What is expected — Quote the listing in full, exactly as given, minus any pictures.

Information supplied —
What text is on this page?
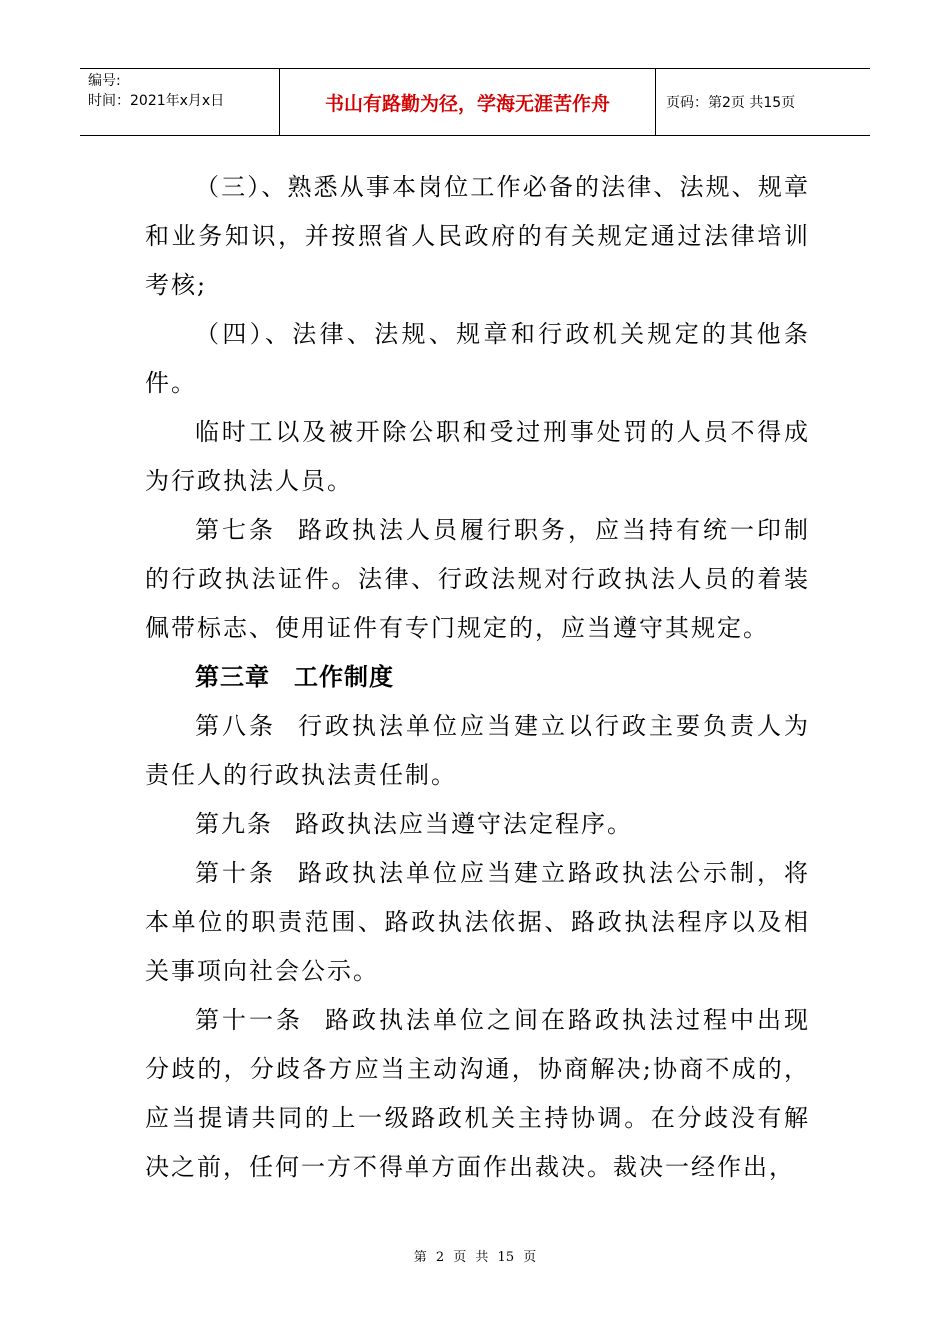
编号:
时间：2021年x月x日	书山有路勤为径，学海无涯苦作舟	页码：第2页 共15页

（三）、熟悉从事本岗位工作必备的法律、法规、规章和业务知识，并按照省人民政府的有关规定通过法律培训考核;

（四）、法律、法规、规章和行政机关规定的其他条件。

临时工以及被开除公职和受过刑事处罚的人员不得成为行政执法人员。

第七条 路政执法人员履行职务，应当持有统一印制的行政执法证件。法律、行政法规对行政执法人员的着装佩带标志、使用证件有专门规定的，应当遵守其规定。

第三章 工作制度

第八条 行政执法单位应当建立以行政主要负责人为责任人的行政执法责任制。

第九条 路政执法应当遵守法定程序。

第十条 路政执法单位应当建立路政执法公示制，将本单位的职责范围、路政执法依据、路政执法程序以及相关事项向社会公示。

第十一条 路政执法单位之间在路政执法过程中出现分歧的，分歧各方应当主动沟通，协商解决;协商不成的，应当提请共同的上一级路政机关主持协调。在分歧没有解决之前，任何一方不得单方面作出裁决。裁决一经作出，

第 2 页 共 15 页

Exercise response —
What text is on this page?
编号:
时间：2021年x月x日	书山有路勤为径，学海无涯苦作舟	页码：第2页 共15页

（三）、熟悉从事本岗位工作必备的法律、法规、规章和业务知识，并按照省人民政府的有关规定通过法律培训考核;

（四）、法律、法规、规章和行政机关规定的其他条件。

临时工以及被开除公职和受过刑事处罚的人员不得成为行政执法人员。

第七条 路政执法人员履行职务，应当持有统一印制的行政执法证件。法律、行政法规对行政执法人员的着装佩带标志、使用证件有专门规定的，应当遵守其规定。

第三章 工作制度

第八条 行政执法单位应当建立以行政主要负责人为责任人的行政执法责任制。

第九条 路政执法应当遵守法定程序。

第十条 路政执法单位应当建立路政执法公示制，将本单位的职责范围、路政执法依据、路政执法程序以及相关事项向社会公示。

第十一条 路政执法单位之间在路政执法过程中出现分歧的，分歧各方应当主动沟通，协商解决;协商不成的，应当提请共同的上一级路政机关主持协调。在分歧没有解决之前，任何一方不得单方面作出裁决。裁决一经作出，

第 2 页 共 15 页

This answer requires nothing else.